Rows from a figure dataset
^^^^^^^^^^^^^^^^

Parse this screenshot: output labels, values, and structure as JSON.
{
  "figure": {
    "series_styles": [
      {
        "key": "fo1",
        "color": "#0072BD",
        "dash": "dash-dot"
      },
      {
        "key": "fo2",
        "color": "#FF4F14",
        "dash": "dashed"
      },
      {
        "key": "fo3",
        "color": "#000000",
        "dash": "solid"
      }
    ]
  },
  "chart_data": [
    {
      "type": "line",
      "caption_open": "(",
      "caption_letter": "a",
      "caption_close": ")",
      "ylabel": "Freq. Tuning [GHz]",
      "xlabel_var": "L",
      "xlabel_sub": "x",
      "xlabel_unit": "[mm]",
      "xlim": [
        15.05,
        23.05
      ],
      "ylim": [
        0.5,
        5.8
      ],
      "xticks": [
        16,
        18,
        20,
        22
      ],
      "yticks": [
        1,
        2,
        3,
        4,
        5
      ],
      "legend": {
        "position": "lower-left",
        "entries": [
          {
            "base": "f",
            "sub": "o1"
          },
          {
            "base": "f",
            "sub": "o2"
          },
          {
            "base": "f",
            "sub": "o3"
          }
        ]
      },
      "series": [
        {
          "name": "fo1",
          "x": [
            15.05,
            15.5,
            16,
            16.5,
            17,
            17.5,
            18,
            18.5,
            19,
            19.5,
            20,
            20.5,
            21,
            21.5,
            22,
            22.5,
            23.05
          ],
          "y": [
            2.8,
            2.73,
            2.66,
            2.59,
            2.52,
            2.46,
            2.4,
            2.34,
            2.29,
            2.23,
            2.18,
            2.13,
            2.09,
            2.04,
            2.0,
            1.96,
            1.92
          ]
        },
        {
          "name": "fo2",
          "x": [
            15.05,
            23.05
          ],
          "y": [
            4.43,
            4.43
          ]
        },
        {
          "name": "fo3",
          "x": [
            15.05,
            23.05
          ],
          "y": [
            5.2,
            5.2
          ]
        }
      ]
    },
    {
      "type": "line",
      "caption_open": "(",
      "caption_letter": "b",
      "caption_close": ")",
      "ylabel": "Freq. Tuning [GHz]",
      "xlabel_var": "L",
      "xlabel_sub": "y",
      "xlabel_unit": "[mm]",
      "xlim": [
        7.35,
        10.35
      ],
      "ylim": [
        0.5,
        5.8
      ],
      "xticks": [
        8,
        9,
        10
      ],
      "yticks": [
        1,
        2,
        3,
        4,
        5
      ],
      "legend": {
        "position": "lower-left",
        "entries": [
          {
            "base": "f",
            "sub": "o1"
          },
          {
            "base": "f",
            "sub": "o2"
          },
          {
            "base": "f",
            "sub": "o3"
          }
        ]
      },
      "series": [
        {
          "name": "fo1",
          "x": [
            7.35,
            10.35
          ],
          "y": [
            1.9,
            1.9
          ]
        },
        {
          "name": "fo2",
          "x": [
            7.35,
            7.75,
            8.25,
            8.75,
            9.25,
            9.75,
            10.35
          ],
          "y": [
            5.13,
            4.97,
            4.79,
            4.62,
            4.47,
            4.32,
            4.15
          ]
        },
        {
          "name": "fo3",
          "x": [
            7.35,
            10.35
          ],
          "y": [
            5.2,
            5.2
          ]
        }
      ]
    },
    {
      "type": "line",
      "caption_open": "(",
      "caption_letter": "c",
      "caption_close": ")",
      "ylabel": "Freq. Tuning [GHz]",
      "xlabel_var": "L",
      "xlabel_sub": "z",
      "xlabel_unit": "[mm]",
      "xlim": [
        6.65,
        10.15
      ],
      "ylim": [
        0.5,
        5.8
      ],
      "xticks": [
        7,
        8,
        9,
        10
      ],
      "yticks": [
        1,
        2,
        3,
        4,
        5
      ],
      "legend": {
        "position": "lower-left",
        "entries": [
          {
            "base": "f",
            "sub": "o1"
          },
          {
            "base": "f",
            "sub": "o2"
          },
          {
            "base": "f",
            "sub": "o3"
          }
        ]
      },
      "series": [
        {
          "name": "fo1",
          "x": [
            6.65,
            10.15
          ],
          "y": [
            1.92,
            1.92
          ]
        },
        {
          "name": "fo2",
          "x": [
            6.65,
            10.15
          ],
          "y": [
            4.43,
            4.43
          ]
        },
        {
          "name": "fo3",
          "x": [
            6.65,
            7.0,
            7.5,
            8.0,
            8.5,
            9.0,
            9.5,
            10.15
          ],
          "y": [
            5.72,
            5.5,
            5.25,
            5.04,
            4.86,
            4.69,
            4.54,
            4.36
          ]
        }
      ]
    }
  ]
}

^^^^^^^^^^^^^^^^

Write out the data again, exactly and in full.

Parse this screenshot: output labels, values, and structure as JSON.
{
  "figure": {
    "series_styles": [
      {
        "key": "fo1",
        "color": "#0072BD",
        "dash": "dash-dot"
      },
      {
        "key": "fo2",
        "color": "#FF4F14",
        "dash": "dashed"
      },
      {
        "key": "fo3",
        "color": "#000000",
        "dash": "solid"
      }
    ]
  },
  "chart_data": [
    {
      "type": "line",
      "caption_open": "(",
      "caption_letter": "a",
      "caption_close": ")",
      "ylabel": "Freq. Tuning [GHz]",
      "xlabel_var": "L",
      "xlabel_sub": "x",
      "xlabel_unit": "[mm]",
      "xlim": [
        15.05,
        23.05
      ],
      "ylim": [
        0.5,
        5.8
      ],
      "xticks": [
        16,
        18,
        20,
        22
      ],
      "yticks": [
        1,
        2,
        3,
        4,
        5
      ],
      "legend": {
        "position": "lower-left",
        "entries": [
          {
            "base": "f",
            "sub": "o1"
          },
          {
            "base": "f",
            "sub": "o2"
          },
          {
            "base": "f",
            "sub": "o3"
          }
        ]
      },
      "series": [
        {
          "name": "fo1",
          "x": [
            15.05,
            15.5,
            16,
            16.5,
            17,
            17.5,
            18,
            18.5,
            19,
            19.5,
            20,
            20.5,
            21,
            21.5,
            22,
            22.5,
            23.05
          ],
          "y": [
            2.8,
            2.73,
            2.66,
            2.59,
            2.52,
            2.46,
            2.4,
            2.34,
            2.29,
            2.23,
            2.18,
            2.13,
            2.09,
            2.04,
            2.0,
            1.96,
            1.92
          ]
        },
        {
          "name": "fo2",
          "x": [
            15.05,
            23.05
          ],
          "y": [
            4.43,
            4.43
          ]
        },
        {
          "name": "fo3",
          "x": [
            15.05,
            23.05
          ],
          "y": [
            5.2,
            5.2
          ]
        }
      ]
    },
    {
      "type": "line",
      "caption_open": "(",
      "caption_letter": "b",
      "caption_close": ")",
      "ylabel": "Freq. Tuning [GHz]",
      "xlabel_var": "L",
      "xlabel_sub": "y",
      "xlabel_unit": "[mm]",
      "xlim": [
        7.35,
        10.35
      ],
      "ylim": [
        0.5,
        5.8
      ],
      "xticks": [
        8,
        9,
        10
      ],
      "yticks": [
        1,
        2,
        3,
        4,
        5
      ],
      "legend": {
        "position": "lower-left",
        "entries": [
          {
            "base": "f",
            "sub": "o1"
          },
          {
            "base": "f",
            "sub": "o2"
          },
          {
            "base": "f",
            "sub": "o3"
          }
        ]
      },
      "series": [
        {
          "name": "fo1",
          "x": [
            7.35,
            10.35
          ],
          "y": [
            1.9,
            1.9
          ]
        },
        {
          "name": "fo2",
          "x": [
            7.35,
            7.75,
            8.25,
            8.75,
            9.25,
            9.75,
            10.35
          ],
          "y": [
            5.13,
            4.97,
            4.79,
            4.62,
            4.47,
            4.32,
            4.15
          ]
        },
        {
          "name": "fo3",
          "x": [
            7.35,
            10.35
          ],
          "y": [
            5.2,
            5.2
          ]
        }
      ]
    },
    {
      "type": "line",
      "caption_open": "(",
      "caption_letter": "c",
      "caption_close": ")",
      "ylabel": "Freq. Tuning [GHz]",
      "xlabel_var": "L",
      "xlabel_sub": "z",
      "xlabel_unit": "[mm]",
      "xlim": [
        6.65,
        10.15
      ],
      "ylim": [
        0.5,
        5.8
      ],
      "xticks": [
        7,
        8,
        9,
        10
      ],
      "yticks": [
        1,
        2,
        3,
        4,
        5
      ],
      "legend": {
        "position": "lower-left",
        "entries": [
          {
            "base": "f",
            "sub": "o1"
          },
          {
            "base": "f",
            "sub": "o2"
          },
          {
            "base": "f",
            "sub": "o3"
          }
        ]
      },
      "series": [
        {
          "name": "fo1",
          "x": [
            6.65,
            10.15
          ],
          "y": [
            1.92,
            1.92
          ]
        },
        {
          "name": "fo2",
          "x": [
            6.65,
            10.15
          ],
          "y": [
            4.43,
            4.43
          ]
        },
        {
          "name": "fo3",
          "x": [
            6.65,
            7.0,
            7.5,
            8.0,
            8.5,
            9.0,
            9.5,
            10.15
          ],
          "y": [
            5.72,
            5.5,
            5.25,
            5.04,
            4.86,
            4.69,
            4.54,
            4.36
          ]
        }
      ]
    }
  ]
}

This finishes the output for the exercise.